To be done: Your task is to output all the records below, word for word.

--- START ---

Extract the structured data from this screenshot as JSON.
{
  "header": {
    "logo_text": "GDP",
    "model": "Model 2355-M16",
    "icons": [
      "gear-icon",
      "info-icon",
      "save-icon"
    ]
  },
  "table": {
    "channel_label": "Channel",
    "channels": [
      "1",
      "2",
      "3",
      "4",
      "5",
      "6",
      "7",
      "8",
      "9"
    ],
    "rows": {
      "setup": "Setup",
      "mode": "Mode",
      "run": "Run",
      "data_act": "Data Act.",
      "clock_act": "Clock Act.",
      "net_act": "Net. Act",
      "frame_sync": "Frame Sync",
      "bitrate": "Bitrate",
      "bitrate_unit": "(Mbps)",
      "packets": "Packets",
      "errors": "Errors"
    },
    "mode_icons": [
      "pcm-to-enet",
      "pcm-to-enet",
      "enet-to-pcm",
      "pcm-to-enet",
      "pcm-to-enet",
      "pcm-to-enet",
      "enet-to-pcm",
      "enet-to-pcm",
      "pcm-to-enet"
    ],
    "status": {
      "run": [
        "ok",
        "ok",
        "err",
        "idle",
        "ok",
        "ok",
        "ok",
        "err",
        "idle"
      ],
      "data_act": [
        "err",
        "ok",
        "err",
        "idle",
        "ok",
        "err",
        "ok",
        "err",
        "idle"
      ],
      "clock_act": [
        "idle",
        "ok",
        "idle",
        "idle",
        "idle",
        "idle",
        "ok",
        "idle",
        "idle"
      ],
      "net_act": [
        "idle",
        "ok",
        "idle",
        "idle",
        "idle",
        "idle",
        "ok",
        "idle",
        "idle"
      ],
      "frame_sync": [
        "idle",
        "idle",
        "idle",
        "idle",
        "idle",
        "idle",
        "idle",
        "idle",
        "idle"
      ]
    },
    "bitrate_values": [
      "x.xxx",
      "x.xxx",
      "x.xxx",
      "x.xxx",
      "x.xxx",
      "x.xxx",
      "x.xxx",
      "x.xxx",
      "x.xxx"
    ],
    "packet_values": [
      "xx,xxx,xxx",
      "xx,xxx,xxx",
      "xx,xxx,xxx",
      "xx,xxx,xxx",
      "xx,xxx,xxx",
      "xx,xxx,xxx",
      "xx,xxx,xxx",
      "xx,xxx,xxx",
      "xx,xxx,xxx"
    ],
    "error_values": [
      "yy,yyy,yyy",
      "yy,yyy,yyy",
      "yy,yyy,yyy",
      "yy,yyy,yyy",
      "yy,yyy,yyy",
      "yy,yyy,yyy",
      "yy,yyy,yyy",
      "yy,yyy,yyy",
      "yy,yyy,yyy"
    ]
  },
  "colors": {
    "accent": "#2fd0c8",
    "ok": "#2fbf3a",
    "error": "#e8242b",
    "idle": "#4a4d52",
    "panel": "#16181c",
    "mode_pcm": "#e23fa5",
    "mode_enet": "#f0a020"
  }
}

--- END ---

Final result:
Extract the structured data from this screenshot as JSON.
{
  "header": {
    "logo_text": "GDP",
    "model": "Model 2355-M16",
    "icons": [
      "gear-icon",
      "info-icon",
      "save-icon"
    ]
  },
  "table": {
    "channel_label": "Channel",
    "channels": [
      "1",
      "2",
      "3",
      "4",
      "5",
      "6",
      "7",
      "8",
      "9"
    ],
    "rows": {
      "setup": "Setup",
      "mode": "Mode",
      "run": "Run",
      "data_act": "Data Act.",
      "clock_act": "Clock Act.",
      "net_act": "Net. Act",
      "frame_sync": "Frame Sync",
      "bitrate": "Bitrate",
      "bitrate_unit": "(Mbps)",
      "packets": "Packets",
      "errors": "Errors"
    },
    "mode_icons": [
      "pcm-to-enet",
      "pcm-to-enet",
      "enet-to-pcm",
      "pcm-to-enet",
      "pcm-to-enet",
      "pcm-to-enet",
      "enet-to-pcm",
      "enet-to-pcm",
      "pcm-to-enet"
    ],
    "status": {
      "run": [
        "ok",
        "ok",
        "err",
        "idle",
        "ok",
        "ok",
        "ok",
        "err",
        "idle"
      ],
      "data_act": [
        "err",
        "ok",
        "err",
        "idle",
        "ok",
        "err",
        "ok",
        "err",
        "idle"
      ],
      "clock_act": [
        "idle",
        "ok",
        "idle",
        "idle",
        "idle",
        "idle",
        "ok",
        "idle",
        "idle"
      ],
      "net_act": [
        "idle",
        "ok",
        "idle",
        "idle",
        "idle",
        "idle",
        "ok",
        "idle",
        "idle"
      ],
      "frame_sync": [
        "idle",
        "idle",
        "idle",
        "idle",
        "idle",
        "idle",
        "idle",
        "idle",
        "idle"
      ]
    },
    "bitrate_values": [
      "x.xxx",
      "x.xxx",
      "x.xxx",
      "x.xxx",
      "x.xxx",
      "x.xxx",
      "x.xxx",
      "x.xxx",
      "x.xxx"
    ],
    "packet_values": [
      "xx,xxx,xxx",
      "xx,xxx,xxx",
      "xx,xxx,xxx",
      "xx,xxx,xxx",
      "xx,xxx,xxx",
      "xx,xxx,xxx",
      "xx,xxx,xxx",
      "xx,xxx,xxx",
      "xx,xxx,xxx"
    ],
    "error_values": [
      "yy,yyy,yyy",
      "yy,yyy,yyy",
      "yy,yyy,yyy",
      "yy,yyy,yyy",
      "yy,yyy,yyy",
      "yy,yyy,yyy",
      "yy,yyy,yyy",
      "yy,yyy,yyy",
      "yy,yyy,yyy"
    ]
  },
  "colors": {
    "accent": "#2fd0c8",
    "ok": "#2fbf3a",
    "error": "#e8242b",
    "idle": "#4a4d52",
    "panel": "#16181c",
    "mode_pcm": "#e23fa5",
    "mode_enet": "#f0a020"
  }
}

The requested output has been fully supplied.